Dataset records
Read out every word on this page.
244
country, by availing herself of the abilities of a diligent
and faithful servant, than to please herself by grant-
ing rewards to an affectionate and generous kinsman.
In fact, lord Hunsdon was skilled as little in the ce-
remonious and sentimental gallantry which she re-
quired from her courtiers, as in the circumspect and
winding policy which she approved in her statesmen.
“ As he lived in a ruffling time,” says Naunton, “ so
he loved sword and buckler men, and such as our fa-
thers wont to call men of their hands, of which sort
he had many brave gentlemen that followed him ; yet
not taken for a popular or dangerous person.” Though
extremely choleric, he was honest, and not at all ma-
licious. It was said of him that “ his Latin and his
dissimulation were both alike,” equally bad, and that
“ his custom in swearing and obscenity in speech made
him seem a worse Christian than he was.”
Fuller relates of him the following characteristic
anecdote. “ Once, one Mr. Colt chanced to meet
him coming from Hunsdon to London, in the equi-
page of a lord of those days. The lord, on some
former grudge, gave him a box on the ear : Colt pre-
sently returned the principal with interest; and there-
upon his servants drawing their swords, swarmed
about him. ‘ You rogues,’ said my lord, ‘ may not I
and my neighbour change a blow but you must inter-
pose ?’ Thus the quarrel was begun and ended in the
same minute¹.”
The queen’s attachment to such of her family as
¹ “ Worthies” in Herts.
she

**Written request**
List all lines holding the string "lord".

**Exercise solution**
In fact, lord Hunsdon was skilled as little in the ce-
page of a lord of those days. The lord, on some
about him. ‘ You rogues,’ said my lord, ‘ may not I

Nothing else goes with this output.